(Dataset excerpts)
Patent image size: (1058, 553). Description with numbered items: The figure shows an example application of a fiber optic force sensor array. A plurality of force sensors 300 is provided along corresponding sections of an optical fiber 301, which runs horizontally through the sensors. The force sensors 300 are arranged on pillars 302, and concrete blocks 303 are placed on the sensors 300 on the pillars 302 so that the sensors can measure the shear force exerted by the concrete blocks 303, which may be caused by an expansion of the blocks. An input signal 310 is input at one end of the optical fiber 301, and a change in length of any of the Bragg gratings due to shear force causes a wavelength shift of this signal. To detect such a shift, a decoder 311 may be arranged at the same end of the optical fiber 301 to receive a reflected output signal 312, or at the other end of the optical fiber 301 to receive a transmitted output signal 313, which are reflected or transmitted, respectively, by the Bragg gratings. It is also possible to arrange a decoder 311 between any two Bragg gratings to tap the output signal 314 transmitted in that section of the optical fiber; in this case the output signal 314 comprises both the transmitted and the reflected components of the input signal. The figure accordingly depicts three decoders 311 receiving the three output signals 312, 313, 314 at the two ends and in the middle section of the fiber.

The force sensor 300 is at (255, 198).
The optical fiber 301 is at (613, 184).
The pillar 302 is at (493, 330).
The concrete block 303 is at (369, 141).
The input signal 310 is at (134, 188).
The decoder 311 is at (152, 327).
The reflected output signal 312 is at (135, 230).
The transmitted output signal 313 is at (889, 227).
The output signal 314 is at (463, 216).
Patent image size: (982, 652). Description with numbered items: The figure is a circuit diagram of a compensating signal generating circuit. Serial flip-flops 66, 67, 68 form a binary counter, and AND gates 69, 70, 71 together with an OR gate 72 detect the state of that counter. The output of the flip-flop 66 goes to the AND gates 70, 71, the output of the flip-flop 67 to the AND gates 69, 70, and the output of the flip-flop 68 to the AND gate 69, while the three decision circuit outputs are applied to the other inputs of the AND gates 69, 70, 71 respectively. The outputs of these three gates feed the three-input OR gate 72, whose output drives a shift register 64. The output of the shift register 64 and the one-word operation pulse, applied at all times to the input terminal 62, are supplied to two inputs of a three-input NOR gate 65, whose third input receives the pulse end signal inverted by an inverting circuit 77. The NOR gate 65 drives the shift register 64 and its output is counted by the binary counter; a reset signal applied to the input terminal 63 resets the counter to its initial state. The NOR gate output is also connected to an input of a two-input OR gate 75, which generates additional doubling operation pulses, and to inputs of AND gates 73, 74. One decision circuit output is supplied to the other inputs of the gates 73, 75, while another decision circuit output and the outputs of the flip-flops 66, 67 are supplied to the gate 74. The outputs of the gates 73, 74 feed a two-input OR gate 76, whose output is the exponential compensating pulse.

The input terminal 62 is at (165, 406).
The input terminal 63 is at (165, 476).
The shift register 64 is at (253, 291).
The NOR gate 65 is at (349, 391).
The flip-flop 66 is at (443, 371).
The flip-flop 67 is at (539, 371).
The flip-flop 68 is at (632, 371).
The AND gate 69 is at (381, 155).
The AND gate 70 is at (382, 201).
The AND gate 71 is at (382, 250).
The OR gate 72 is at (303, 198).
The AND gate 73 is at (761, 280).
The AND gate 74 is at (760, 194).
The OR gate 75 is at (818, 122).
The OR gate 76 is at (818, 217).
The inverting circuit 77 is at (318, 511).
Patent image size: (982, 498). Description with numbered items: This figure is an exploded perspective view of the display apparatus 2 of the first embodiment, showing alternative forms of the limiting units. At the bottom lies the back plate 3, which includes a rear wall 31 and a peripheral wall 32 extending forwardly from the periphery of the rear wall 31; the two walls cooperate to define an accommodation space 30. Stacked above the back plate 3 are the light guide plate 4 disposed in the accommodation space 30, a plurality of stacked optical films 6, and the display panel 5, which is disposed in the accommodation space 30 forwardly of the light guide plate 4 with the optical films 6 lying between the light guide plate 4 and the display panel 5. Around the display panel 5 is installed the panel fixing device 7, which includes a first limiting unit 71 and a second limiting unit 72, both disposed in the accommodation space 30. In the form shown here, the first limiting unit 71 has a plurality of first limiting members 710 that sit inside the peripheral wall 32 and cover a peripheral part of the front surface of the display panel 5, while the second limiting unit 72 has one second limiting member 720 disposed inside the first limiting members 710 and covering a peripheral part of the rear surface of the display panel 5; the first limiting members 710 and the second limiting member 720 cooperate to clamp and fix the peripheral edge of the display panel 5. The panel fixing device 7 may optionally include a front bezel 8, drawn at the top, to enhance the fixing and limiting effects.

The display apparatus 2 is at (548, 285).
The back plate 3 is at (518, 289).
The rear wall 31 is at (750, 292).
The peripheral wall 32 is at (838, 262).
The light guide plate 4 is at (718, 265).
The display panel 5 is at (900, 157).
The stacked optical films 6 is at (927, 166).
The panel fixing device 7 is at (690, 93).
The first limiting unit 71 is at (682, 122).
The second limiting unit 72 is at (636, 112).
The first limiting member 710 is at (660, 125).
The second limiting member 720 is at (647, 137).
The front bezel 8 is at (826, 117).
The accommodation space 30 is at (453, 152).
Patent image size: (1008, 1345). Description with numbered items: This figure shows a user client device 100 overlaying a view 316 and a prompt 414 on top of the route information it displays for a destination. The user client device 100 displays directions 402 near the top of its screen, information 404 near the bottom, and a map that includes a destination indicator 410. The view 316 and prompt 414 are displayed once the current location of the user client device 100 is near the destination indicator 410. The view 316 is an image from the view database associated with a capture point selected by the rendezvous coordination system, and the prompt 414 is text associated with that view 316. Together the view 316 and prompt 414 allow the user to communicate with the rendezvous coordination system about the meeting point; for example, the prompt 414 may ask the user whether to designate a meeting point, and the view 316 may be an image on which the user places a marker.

DESCRIPTION OF THE TASK
Copy the entire listing above line for line, with no changes.

EXPECTED OUTPUT
Patent image size: (1058, 553). Description with numbered items: The figure shows an example application of a fiber optic force sensor array. A plurality of force sensors 300 is provided along corresponding sections of an optical fiber 301, which runs horizontally through the sensors. The force sensors 300 are arranged on pillars 302, and concrete blocks 303 are placed on the sensors 300 on the pillars 302 so that the sensors can measure the shear force exerted by the concrete blocks 303, which may be caused by an expansion of the blocks. An input signal 310 is input at one end of the optical fiber 301, and a change in length of any of the Bragg gratings due to shear force causes a wavelength shift of this signal. To detect such a shift, a decoder 311 may be arranged at the same end of the optical fiber 301 to receive a reflected output signal 312, or at the other end of the optical fiber 301 to receive a transmitted output signal 313, which are reflected or transmitted, respectively, by the Bragg gratings. It is also possible to arrange a decoder 311 between any two Bragg gratings to tap the output signal 314 transmitted in that section of the optical fiber; in this case the output signal 314 comprises both the transmitted and the reflected components of the input signal. The figure accordingly depicts three decoders 311 receiving the three output signals 312, 313, 314 at the two ends and in the middle section of the fiber.

The force sensor 300 is at (255, 198).
The optical fiber 301 is at (613, 184).
The pillar 302 is at (493, 330).
The concrete block 303 is at (369, 141).
The input signal 310 is at (134, 188).
The decoder 311 is at (152, 327).
The reflected output signal 312 is at (135, 230).
The transmitted output signal 313 is at (889, 227).
The output signal 314 is at (463, 216).
Patent image size: (982, 652). Description with numbered items: The figure is a circuit diagram of a compensating signal generating circuit. Serial flip-flops 66, 67, 68 form a binary counter, and AND gates 69, 70, 71 together with an OR gate 72 detect the state of that counter. The output of the flip-flop 66 goes to the AND gates 70, 71, the output of the flip-flop 67 to the AND gates 69, 70, and the output of the flip-flop 68 to the AND gate 69, while the three decision circuit outputs are applied to the other inputs of the AND gates 69, 70, 71 respectively. The outputs of these three gates feed the three-input OR gate 72, whose output drives a shift register 64. The output of the shift register 64 and the one-word operation pulse, applied at all times to the input terminal 62, are supplied to two inputs of a three-input NOR gate 65, whose third input receives the pulse end signal inverted by an inverting circuit 77. The NOR gate 65 drives the shift register 64 and its output is counted by the binary counter; a reset signal applied to the input terminal 63 resets the counter to its initial state. The NOR gate output is also connected to an input of a two-input OR gate 75, which generates additional doubling operation pulses, and to inputs of AND gates 73, 74. One decision circuit output is supplied to the other inputs of the gates 73, 75, while another decision circuit output and the outputs of the flip-flops 66, 67 are supplied to the gate 74. The outputs of the gates 73, 74 feed a two-input OR gate 76, whose output is the exponential compensating pulse.

The input terminal 62 is at (165, 406).
The input terminal 63 is at (165, 476).
The shift register 64 is at (253, 291).
The NOR gate 65 is at (349, 391).
The flip-flop 66 is at (443, 371).
The flip-flop 67 is at (539, 371).
The flip-flop 68 is at (632, 371).
The AND gate 69 is at (381, 155).
The AND gate 70 is at (382, 201).
The AND gate 71 is at (382, 250).
The OR gate 72 is at (303, 198).
The AND gate 73 is at (761, 280).
The AND gate 74 is at (760, 194).
The OR gate 75 is at (818, 122).
The OR gate 76 is at (818, 217).
The inverting circuit 77 is at (318, 511).
Patent image size: (982, 498). Description with numbered items: This figure is an exploded perspective view of the display apparatus 2 of the first embodiment, showing alternative forms of the limiting units. At the bottom lies the back plate 3, which includes a rear wall 31 and a peripheral wall 32 extending forwardly from the periphery of the rear wall 31; the two walls cooperate to define an accommodation space 30. Stacked above the back plate 3 are the light guide plate 4 disposed in the accommodation space 30, a plurality of stacked optical films 6, and the display panel 5, which is disposed in the accommodation space 30 forwardly of the light guide plate 4 with the optical films 6 lying between the light guide plate 4 and the display panel 5. Around the display panel 5 is installed the panel fixing device 7, which includes a first limiting unit 71 and a second limiting unit 72, both disposed in the accommodation space 30. In the form shown here, the first limiting unit 71 has a plurality of first limiting members 710 that sit inside the peripheral wall 32 and cover a peripheral part of the front surface of the display panel 5, while the second limiting unit 72 has one second limiting member 720 disposed inside the first limiting members 710 and covering a peripheral part of the rear surface of the display panel 5; the first limiting members 710 and the second limiting member 720 cooperate to clamp and fix the peripheral edge of the display panel 5. The panel fixing device 7 may optionally include a front bezel 8, drawn at the top, to enhance the fixing and limiting effects.

The display apparatus 2 is at (548, 285).
The back plate 3 is at (518, 289).
The rear wall 31 is at (750, 292).
The peripheral wall 32 is at (838, 262).
The light guide plate 4 is at (718, 265).
The display panel 5 is at (900, 157).
The stacked optical films 6 is at (927, 166).
The panel fixing device 7 is at (690, 93).
The first limiting unit 71 is at (682, 122).
The second limiting unit 72 is at (636, 112).
The first limiting member 710 is at (660, 125).
The second limiting member 720 is at (647, 137).
The front bezel 8 is at (826, 117).
The accommodation space 30 is at (453, 152).
Patent image size: (1008, 1345). Description with numbered items: This figure shows a user client device 100 overlaying a view 316 and a prompt 414 on top of the route information it displays for a destination. The user client device 100 displays directions 402 near the top of its screen, information 404 near the bottom, and a map that includes a destination indicator 410. The view 316 and prompt 414 are displayed once the current location of the user client device 100 is near the destination indicator 410. The view 316 is an image from the view database associated with a capture point selected by the rendezvous coordination system, and the prompt 414 is text associated with that view 316. Together the view 316 and prompt 414 allow the user to communicate with the rendezvous coordination system about the meeting point; for example, the prompt 414 may ask the user whether to designate a meeting point, and the view 316 may be an image on which the user places a marker.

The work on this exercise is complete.